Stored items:
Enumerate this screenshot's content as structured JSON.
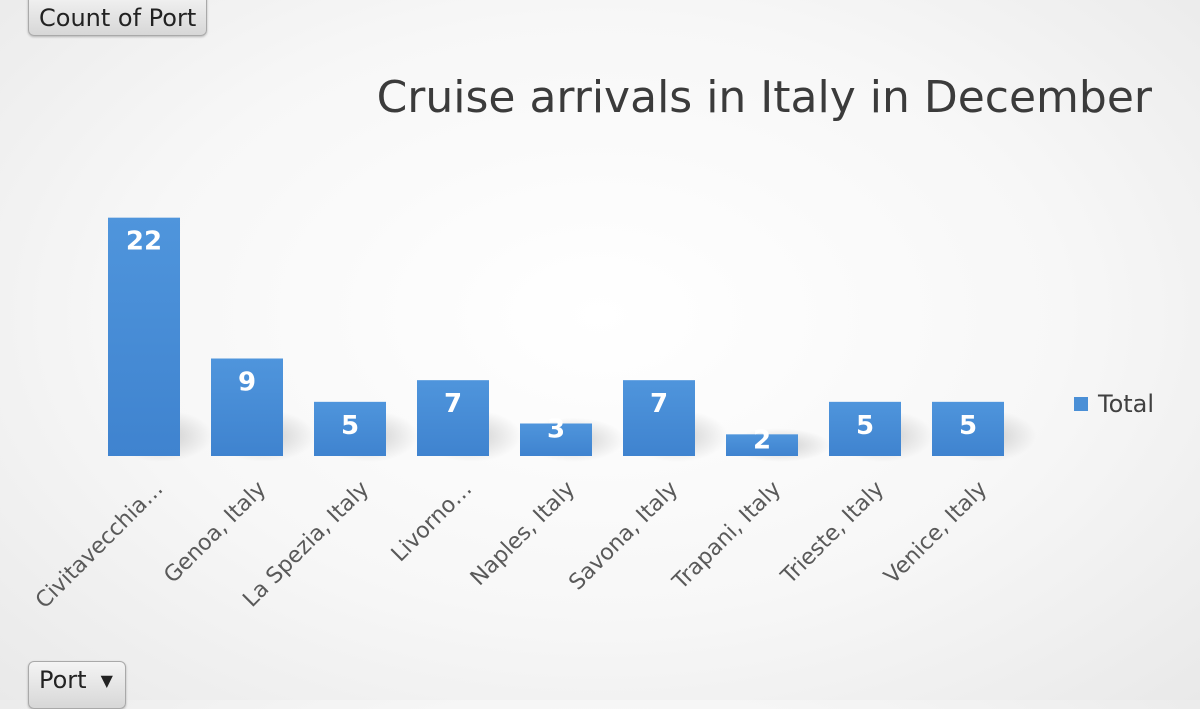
{
  "pivot": {
    "value_field": "Count of Port",
    "axis_field": "Port",
    "axis_field_arrow": "▼"
  },
  "chart_data": {
    "type": "bar",
    "title": "Cruise arrivals in Italy in December",
    "categories": [
      "Civitavecchia…",
      "Genoa, Italy",
      "La Spezia, Italy",
      "Livorno…",
      "Naples, Italy",
      "Savona, Italy",
      "Trapani, Italy",
      "Trieste, Italy",
      "Venice, Italy"
    ],
    "series": [
      {
        "name": "Total",
        "values": [
          22,
          9,
          5,
          7,
          3,
          7,
          2,
          5,
          5
        ],
        "color": "#4a8fd6"
      }
    ],
    "ylim": [
      0,
      24
    ],
    "grid": false,
    "legend_position": "right",
    "data_labels": true
  }
}
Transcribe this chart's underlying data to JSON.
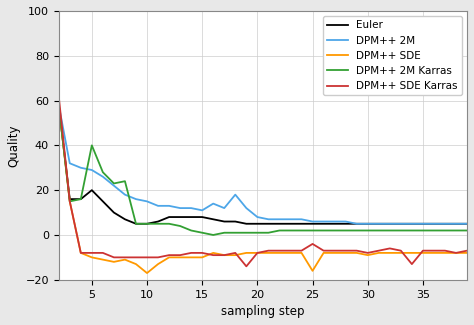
{
  "title": "",
  "xlabel": "sampling step",
  "ylabel": "Quality",
  "ylim": [
    -20,
    100
  ],
  "xlim": [
    2,
    39
  ],
  "xticks": [
    5,
    10,
    15,
    20,
    25,
    30,
    35
  ],
  "yticks": [
    -20,
    0,
    20,
    40,
    60,
    80,
    100
  ],
  "series": {
    "Euler": {
      "color": "#000000",
      "x": [
        2,
        3,
        4,
        5,
        6,
        7,
        8,
        9,
        10,
        11,
        12,
        13,
        14,
        15,
        16,
        17,
        18,
        19,
        20,
        21,
        22,
        23,
        24,
        25,
        26,
        27,
        28,
        29,
        30,
        31,
        32,
        33,
        34,
        35,
        36,
        37,
        38,
        39
      ],
      "y": [
        58,
        16,
        16,
        20,
        15,
        10,
        7,
        5,
        5,
        6,
        8,
        8,
        8,
        8,
        7,
        6,
        6,
        5,
        5,
        5,
        5,
        5,
        5,
        5,
        5,
        5,
        5,
        5,
        5,
        5,
        5,
        5,
        5,
        5,
        5,
        5,
        5,
        5
      ]
    },
    "DPM++ 2M": {
      "color": "#4da6e8",
      "x": [
        2,
        3,
        4,
        5,
        6,
        7,
        8,
        9,
        10,
        11,
        12,
        13,
        14,
        15,
        16,
        17,
        18,
        19,
        20,
        21,
        22,
        23,
        24,
        25,
        26,
        27,
        28,
        29,
        30,
        31,
        32,
        33,
        34,
        35,
        36,
        37,
        38,
        39
      ],
      "y": [
        58,
        32,
        30,
        29,
        26,
        22,
        18,
        16,
        15,
        13,
        13,
        12,
        12,
        11,
        14,
        12,
        18,
        12,
        8,
        7,
        7,
        7,
        7,
        6,
        6,
        6,
        6,
        5,
        5,
        5,
        5,
        5,
        5,
        5,
        5,
        5,
        5,
        5
      ]
    },
    "DPM++ SDE": {
      "color": "#ff9900",
      "x": [
        2,
        3,
        4,
        5,
        6,
        7,
        8,
        9,
        10,
        11,
        12,
        13,
        14,
        15,
        16,
        17,
        18,
        19,
        20,
        21,
        22,
        23,
        24,
        25,
        26,
        27,
        28,
        29,
        30,
        31,
        32,
        33,
        34,
        35,
        36,
        37,
        38,
        39
      ],
      "y": [
        58,
        15,
        -8,
        -10,
        -11,
        -12,
        -11,
        -13,
        -17,
        -13,
        -10,
        -10,
        -10,
        -10,
        -8,
        -9,
        -9,
        -8,
        -8,
        -8,
        -8,
        -8,
        -8,
        -16,
        -8,
        -8,
        -8,
        -8,
        -9,
        -8,
        -8,
        -8,
        -8,
        -8,
        -8,
        -8,
        -8,
        -8
      ]
    },
    "DPM++ 2M Karras": {
      "color": "#33a033",
      "x": [
        2,
        3,
        4,
        5,
        6,
        7,
        8,
        9,
        10,
        11,
        12,
        13,
        14,
        15,
        16,
        17,
        18,
        19,
        20,
        21,
        22,
        23,
        24,
        25,
        26,
        27,
        28,
        29,
        30,
        31,
        32,
        33,
        34,
        35,
        36,
        37,
        38,
        39
      ],
      "y": [
        58,
        15,
        16,
        40,
        28,
        23,
        24,
        5,
        5,
        5,
        5,
        4,
        2,
        1,
        0,
        1,
        1,
        1,
        1,
        1,
        2,
        2,
        2,
        2,
        2,
        2,
        2,
        2,
        2,
        2,
        2,
        2,
        2,
        2,
        2,
        2,
        2,
        2
      ]
    },
    "DPM++ SDE Karras": {
      "color": "#cc3333",
      "x": [
        2,
        3,
        4,
        5,
        6,
        7,
        8,
        9,
        10,
        11,
        12,
        13,
        14,
        15,
        16,
        17,
        18,
        19,
        20,
        21,
        22,
        23,
        24,
        25,
        26,
        27,
        28,
        29,
        30,
        31,
        32,
        33,
        34,
        35,
        36,
        37,
        38,
        39
      ],
      "y": [
        62,
        15,
        -8,
        -8,
        -8,
        -10,
        -10,
        -10,
        -10,
        -10,
        -9,
        -9,
        -8,
        -8,
        -9,
        -9,
        -8,
        -14,
        -8,
        -7,
        -7,
        -7,
        -7,
        -4,
        -7,
        -7,
        -7,
        -7,
        -8,
        -7,
        -6,
        -7,
        -13,
        -7,
        -7,
        -7,
        -8,
        -7
      ]
    }
  },
  "plot_bg_color": "#ffffff",
  "fig_bg_color": "#e8e8e8",
  "legend_loc": "upper right",
  "fontsize": 8.5,
  "tick_fontsize": 8,
  "linewidth": 1.3
}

Aim of the task: Each line containing "title" counts once; state the total number of such lines and nothing else.

Solution for this problem: 2